[Dataset items]
######
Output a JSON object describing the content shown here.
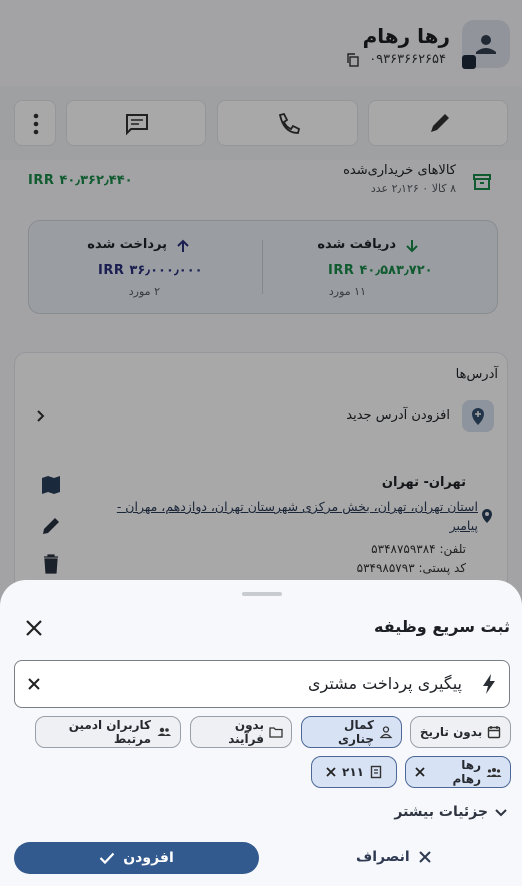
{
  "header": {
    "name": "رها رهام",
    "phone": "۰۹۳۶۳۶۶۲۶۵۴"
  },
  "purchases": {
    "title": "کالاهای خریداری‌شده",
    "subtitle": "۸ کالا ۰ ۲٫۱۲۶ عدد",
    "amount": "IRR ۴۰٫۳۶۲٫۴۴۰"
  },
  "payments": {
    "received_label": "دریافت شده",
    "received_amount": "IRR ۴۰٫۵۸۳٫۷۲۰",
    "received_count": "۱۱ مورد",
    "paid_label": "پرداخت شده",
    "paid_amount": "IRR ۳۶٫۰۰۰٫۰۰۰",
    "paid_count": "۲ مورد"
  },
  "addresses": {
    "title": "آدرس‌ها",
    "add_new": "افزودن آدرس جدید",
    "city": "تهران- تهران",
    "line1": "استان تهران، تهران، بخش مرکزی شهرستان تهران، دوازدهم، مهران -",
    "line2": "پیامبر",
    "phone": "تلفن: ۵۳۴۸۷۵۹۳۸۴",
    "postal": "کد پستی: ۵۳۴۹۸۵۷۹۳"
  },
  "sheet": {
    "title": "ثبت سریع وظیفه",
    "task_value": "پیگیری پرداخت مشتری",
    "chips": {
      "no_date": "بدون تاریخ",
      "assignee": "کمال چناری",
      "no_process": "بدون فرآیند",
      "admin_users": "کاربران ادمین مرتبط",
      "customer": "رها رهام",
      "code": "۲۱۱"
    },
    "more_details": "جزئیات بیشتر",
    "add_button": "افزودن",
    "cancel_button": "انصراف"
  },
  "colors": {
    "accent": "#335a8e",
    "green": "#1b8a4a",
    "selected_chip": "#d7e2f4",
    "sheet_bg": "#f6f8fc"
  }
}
######
Output the entries above exactly. Drop the pictures.

_Response_.
Output a JSON object describing the content shown here.
{
  "header": {
    "name": "رها رهام",
    "phone": "۰۹۳۶۳۶۶۲۶۵۴"
  },
  "purchases": {
    "title": "کالاهای خریداری‌شده",
    "subtitle": "۸ کالا ۰ ۲٫۱۲۶ عدد",
    "amount": "IRR ۴۰٫۳۶۲٫۴۴۰"
  },
  "payments": {
    "received_label": "دریافت شده",
    "received_amount": "IRR ۴۰٫۵۸۳٫۷۲۰",
    "received_count": "۱۱ مورد",
    "paid_label": "پرداخت شده",
    "paid_amount": "IRR ۳۶٫۰۰۰٫۰۰۰",
    "paid_count": "۲ مورد"
  },
  "addresses": {
    "title": "آدرس‌ها",
    "add_new": "افزودن آدرس جدید",
    "city": "تهران- تهران",
    "line1": "استان تهران، تهران، بخش مرکزی شهرستان تهران، دوازدهم، مهران -",
    "line2": "پیامبر",
    "phone": "تلفن: ۵۳۴۸۷۵۹۳۸۴",
    "postal": "کد پستی: ۵۳۴۹۸۵۷۹۳"
  },
  "sheet": {
    "title": "ثبت سریع وظیفه",
    "task_value": "پیگیری پرداخت مشتری",
    "chips": {
      "no_date": "بدون تاریخ",
      "assignee": "کمال چناری",
      "no_process": "بدون فرآیند",
      "admin_users": "کاربران ادمین مرتبط",
      "customer": "رها رهام",
      "code": "۲۱۱"
    },
    "more_details": "جزئیات بیشتر",
    "add_button": "افزودن",
    "cancel_button": "انصراف"
  },
  "colors": {
    "accent": "#335a8e",
    "green": "#1b8a4a",
    "selected_chip": "#d7e2f4",
    "sheet_bg": "#f6f8fc"
  }
}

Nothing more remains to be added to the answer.